*GIVEN RECORDS*:
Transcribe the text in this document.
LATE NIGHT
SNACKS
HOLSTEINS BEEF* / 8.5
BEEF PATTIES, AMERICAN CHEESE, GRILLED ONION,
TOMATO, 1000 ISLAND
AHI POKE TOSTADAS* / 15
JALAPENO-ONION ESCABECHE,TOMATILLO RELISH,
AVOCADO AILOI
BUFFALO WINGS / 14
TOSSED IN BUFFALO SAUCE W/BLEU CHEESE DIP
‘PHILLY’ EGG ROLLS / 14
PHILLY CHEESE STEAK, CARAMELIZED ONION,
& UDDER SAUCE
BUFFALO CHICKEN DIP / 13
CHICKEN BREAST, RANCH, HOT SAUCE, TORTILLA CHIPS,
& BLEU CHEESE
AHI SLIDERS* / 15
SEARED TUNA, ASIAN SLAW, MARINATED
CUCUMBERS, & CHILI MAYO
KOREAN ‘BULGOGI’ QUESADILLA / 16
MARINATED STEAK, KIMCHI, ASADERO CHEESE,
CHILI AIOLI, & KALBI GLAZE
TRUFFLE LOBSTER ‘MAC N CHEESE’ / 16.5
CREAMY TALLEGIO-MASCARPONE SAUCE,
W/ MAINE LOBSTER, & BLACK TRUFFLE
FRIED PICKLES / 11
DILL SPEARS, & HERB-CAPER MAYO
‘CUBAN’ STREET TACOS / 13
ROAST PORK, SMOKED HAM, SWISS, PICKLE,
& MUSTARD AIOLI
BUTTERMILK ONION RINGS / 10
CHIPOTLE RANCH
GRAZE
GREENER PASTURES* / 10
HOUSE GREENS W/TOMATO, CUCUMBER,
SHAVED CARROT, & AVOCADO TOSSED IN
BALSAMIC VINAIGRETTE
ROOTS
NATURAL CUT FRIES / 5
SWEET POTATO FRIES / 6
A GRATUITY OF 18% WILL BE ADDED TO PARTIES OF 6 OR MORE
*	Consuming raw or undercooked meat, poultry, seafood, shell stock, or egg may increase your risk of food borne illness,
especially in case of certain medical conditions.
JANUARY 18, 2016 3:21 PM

*STATED TASK*:
Write the material out again word for word.

*SOLUTION*:
Transcribe the text in this document.
LATE NIGHT
SNACKS
HOLSTEINS BEEF* / 8.5
BEEF PATTIES, AMERICAN CHEESE, GRILLED ONION,
TOMATO, 1000 ISLAND
AHI POKE TOSTADAS* / 15
JALAPENO-ONION ESCABECHE,TOMATILLO RELISH,
AVOCADO AILOI
BUFFALO WINGS / 14
TOSSED IN BUFFALO SAUCE W/BLEU CHEESE DIP
‘PHILLY’ EGG ROLLS / 14
PHILLY CHEESE STEAK, CARAMELIZED ONION,
& UDDER SAUCE
BUFFALO CHICKEN DIP / 13
CHICKEN BREAST, RANCH, HOT SAUCE, TORTILLA CHIPS,
& BLEU CHEESE
AHI SLIDERS* / 15
SEARED TUNA, ASIAN SLAW, MARINATED
CUCUMBERS, & CHILI MAYO
KOREAN ‘BULGOGI’ QUESADILLA / 16
MARINATED STEAK, KIMCHI, ASADERO CHEESE,
CHILI AIOLI, & KALBI GLAZE
TRUFFLE LOBSTER ‘MAC N CHEESE’ / 16.5
CREAMY TALLEGIO-MASCARPONE SAUCE,
W/ MAINE LOBSTER, & BLACK TRUFFLE
FRIED PICKLES / 11
DILL SPEARS, & HERB-CAPER MAYO
‘CUBAN’ STREET TACOS / 13
ROAST PORK, SMOKED HAM, SWISS, PICKLE,
& MUSTARD AIOLI
BUTTERMILK ONION RINGS / 10
CHIPOTLE RANCH
GRAZE
GREENER PASTURES* / 10
HOUSE GREENS W/TOMATO, CUCUMBER,
SHAVED CARROT, & AVOCADO TOSSED IN
BALSAMIC VINAIGRETTE
ROOTS
NATURAL CUT FRIES / 5
SWEET POTATO FRIES / 6
A GRATUITY OF 18% WILL BE ADDED TO PARTIES OF 6 OR MORE
*	Consuming raw or undercooked meat, poultry, seafood, shell stock, or egg may increase your risk of food borne illness,
especially in case of certain medical conditions.
JANUARY 18, 2016 3:21 PM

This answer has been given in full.